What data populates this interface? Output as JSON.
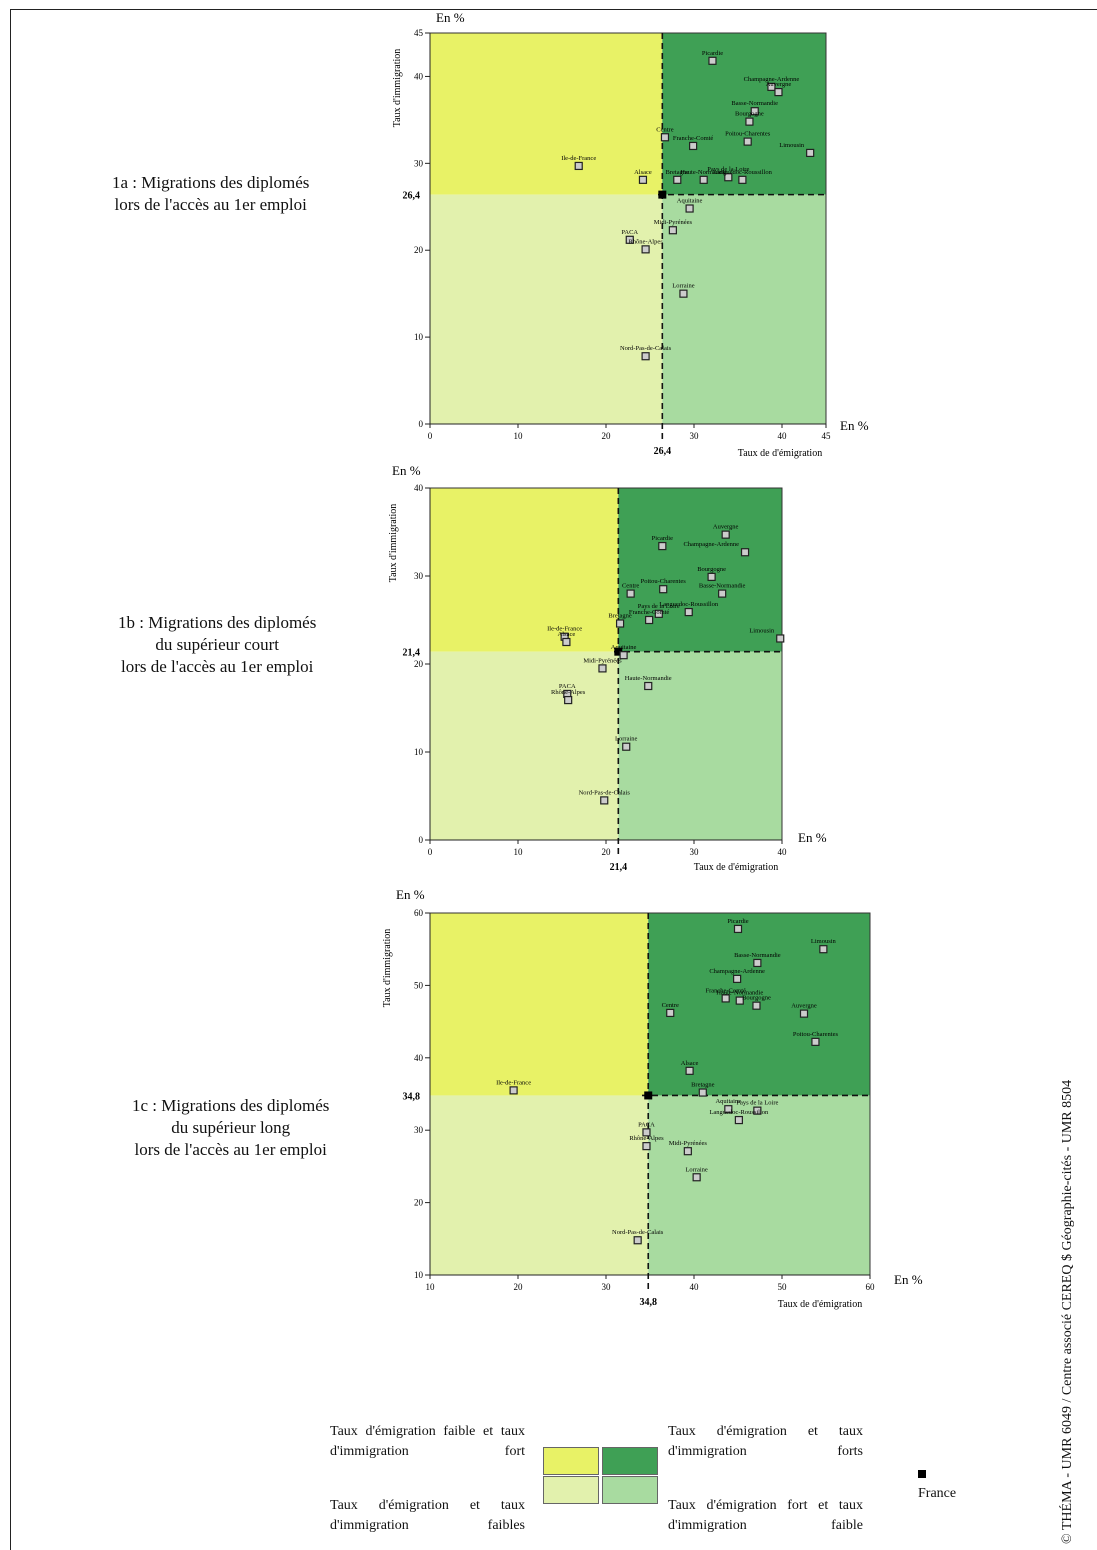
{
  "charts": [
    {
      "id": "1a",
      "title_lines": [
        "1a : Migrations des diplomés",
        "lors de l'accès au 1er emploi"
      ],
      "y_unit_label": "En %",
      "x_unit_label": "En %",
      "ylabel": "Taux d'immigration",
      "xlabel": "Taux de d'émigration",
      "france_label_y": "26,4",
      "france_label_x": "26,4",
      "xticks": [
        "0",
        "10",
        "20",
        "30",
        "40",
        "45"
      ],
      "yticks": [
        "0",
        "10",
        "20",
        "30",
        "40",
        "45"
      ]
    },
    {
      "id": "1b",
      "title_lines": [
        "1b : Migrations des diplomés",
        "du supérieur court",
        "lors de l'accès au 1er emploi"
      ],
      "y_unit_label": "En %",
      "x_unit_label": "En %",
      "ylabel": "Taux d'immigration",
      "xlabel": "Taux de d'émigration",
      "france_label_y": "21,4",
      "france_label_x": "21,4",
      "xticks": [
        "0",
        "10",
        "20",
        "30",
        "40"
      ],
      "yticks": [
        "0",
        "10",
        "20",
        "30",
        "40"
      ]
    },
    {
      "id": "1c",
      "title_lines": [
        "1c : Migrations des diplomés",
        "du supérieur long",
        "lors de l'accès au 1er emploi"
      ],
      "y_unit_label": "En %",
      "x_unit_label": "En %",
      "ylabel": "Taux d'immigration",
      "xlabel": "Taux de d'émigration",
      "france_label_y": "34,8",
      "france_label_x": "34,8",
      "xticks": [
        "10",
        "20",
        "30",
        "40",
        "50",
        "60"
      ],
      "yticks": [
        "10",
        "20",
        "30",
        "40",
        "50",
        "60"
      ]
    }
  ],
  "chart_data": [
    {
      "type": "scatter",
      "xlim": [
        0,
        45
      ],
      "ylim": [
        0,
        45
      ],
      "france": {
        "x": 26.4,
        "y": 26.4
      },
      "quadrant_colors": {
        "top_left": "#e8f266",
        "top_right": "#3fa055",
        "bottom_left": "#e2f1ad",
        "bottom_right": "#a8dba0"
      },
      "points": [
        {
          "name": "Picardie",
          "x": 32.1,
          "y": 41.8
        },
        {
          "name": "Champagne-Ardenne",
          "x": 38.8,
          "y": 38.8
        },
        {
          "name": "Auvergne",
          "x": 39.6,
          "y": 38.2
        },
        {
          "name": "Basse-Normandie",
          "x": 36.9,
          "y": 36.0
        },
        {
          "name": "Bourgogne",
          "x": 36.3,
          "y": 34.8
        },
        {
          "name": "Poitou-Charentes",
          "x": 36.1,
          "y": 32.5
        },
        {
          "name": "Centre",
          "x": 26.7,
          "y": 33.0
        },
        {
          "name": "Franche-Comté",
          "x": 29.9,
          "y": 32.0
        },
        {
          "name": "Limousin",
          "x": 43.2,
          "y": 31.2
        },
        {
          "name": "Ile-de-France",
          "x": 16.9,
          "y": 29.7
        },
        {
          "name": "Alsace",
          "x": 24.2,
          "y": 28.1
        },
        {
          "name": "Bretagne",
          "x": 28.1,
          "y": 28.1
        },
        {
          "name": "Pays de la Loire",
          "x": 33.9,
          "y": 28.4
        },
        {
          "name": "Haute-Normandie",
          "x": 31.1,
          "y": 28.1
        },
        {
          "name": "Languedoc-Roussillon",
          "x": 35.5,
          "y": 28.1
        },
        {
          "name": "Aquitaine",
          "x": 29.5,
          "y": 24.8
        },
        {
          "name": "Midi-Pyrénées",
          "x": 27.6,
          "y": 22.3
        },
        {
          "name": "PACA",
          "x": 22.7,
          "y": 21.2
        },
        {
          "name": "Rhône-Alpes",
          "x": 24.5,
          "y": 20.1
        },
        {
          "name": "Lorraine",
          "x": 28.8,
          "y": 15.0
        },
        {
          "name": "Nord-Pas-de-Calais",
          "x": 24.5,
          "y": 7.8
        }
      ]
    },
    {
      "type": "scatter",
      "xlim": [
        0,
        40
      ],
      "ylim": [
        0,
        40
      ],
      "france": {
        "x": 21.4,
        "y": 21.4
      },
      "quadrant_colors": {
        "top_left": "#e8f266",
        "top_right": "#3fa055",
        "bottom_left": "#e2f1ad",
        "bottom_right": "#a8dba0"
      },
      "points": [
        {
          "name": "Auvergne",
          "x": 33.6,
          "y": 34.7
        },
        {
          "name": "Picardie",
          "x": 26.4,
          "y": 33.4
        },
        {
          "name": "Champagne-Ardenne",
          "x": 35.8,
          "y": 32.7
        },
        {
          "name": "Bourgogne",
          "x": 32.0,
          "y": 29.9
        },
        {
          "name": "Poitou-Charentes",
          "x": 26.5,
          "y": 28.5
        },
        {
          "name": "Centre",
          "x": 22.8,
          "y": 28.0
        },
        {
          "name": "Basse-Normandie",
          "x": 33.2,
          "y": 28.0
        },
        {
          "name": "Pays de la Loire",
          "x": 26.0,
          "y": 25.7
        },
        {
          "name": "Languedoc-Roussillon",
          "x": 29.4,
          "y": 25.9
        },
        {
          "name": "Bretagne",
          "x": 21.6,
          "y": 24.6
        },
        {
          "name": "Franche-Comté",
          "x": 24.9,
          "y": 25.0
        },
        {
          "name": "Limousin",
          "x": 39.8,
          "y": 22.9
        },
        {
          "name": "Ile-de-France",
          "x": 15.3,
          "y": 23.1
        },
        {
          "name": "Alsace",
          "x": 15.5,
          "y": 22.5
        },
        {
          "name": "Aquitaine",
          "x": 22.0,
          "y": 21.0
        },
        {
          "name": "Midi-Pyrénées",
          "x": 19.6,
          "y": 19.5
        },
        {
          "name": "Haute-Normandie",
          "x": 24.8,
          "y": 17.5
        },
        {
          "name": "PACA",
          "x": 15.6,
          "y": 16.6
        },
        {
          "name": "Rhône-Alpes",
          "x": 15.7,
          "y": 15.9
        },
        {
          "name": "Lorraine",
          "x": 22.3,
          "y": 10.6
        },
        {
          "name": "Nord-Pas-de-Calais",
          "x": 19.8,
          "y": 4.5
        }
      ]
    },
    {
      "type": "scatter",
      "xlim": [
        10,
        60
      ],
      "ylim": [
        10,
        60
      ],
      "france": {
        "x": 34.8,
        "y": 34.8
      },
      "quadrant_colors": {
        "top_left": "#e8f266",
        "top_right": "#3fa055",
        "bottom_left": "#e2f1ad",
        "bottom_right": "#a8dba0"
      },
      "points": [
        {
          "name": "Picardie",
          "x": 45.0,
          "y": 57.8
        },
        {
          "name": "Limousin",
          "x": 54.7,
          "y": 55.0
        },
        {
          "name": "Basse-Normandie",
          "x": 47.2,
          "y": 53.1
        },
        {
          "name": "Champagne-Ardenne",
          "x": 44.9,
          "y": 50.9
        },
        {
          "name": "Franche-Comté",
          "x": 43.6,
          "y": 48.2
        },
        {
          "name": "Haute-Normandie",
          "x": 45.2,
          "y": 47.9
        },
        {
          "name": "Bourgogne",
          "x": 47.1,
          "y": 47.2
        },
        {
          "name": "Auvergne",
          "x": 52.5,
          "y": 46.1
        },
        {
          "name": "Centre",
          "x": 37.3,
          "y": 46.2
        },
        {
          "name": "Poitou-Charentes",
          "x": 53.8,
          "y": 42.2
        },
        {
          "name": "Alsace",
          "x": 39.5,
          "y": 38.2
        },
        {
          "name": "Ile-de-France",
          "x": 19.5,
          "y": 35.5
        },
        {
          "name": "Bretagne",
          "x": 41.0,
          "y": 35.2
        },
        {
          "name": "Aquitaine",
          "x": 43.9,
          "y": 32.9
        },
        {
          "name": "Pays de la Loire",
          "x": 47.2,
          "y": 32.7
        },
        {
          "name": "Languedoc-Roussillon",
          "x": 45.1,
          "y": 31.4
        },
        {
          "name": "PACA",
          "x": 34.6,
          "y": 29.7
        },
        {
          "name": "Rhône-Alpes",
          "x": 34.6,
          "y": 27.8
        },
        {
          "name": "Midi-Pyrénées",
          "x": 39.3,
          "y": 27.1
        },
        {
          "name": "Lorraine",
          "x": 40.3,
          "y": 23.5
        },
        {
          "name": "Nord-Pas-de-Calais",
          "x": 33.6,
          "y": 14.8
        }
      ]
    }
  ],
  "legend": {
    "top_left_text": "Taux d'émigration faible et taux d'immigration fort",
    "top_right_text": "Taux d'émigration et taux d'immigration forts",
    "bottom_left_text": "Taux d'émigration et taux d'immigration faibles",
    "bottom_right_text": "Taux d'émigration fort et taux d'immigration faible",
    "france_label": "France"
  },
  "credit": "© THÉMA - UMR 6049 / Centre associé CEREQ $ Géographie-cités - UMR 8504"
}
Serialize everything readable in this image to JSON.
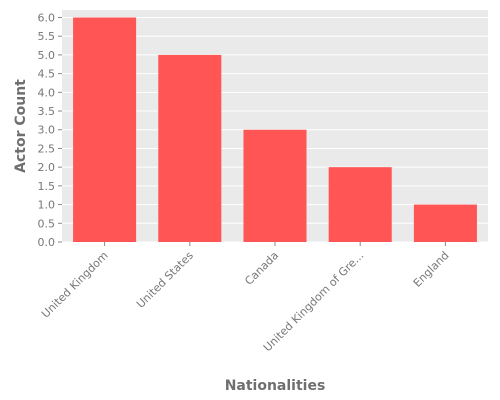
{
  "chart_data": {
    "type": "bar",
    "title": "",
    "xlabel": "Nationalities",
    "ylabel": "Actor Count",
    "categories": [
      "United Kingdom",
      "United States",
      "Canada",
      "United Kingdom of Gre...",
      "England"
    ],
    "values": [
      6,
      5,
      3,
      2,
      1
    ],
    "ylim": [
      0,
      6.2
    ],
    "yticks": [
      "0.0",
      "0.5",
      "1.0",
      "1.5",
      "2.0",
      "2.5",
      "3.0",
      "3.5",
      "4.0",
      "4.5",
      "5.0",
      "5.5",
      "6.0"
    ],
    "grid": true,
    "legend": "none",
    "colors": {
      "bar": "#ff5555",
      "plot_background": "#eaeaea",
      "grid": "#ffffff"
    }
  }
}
===============
Write out, word for word, the line containing "Serialize everything readable" and each line after it to the end of the data, and nothing more. Drop the pictures.

Serialize everything readable in this image to JSON.
{
  "chart_data": {
    "type": "bar",
    "title": "",
    "xlabel": "Nationalities",
    "ylabel": "Actor Count",
    "categories": [
      "United Kingdom",
      "United States",
      "Canada",
      "United Kingdom of Gre...",
      "England"
    ],
    "values": [
      6,
      5,
      3,
      2,
      1
    ],
    "ylim": [
      0,
      6.2
    ],
    "yticks": [
      "0.0",
      "0.5",
      "1.0",
      "1.5",
      "2.0",
      "2.5",
      "3.0",
      "3.5",
      "4.0",
      "4.5",
      "5.0",
      "5.5",
      "6.0"
    ],
    "grid": true,
    "legend": "none",
    "colors": {
      "bar": "#ff5555",
      "plot_background": "#eaeaea",
      "grid": "#ffffff"
    }
  }
}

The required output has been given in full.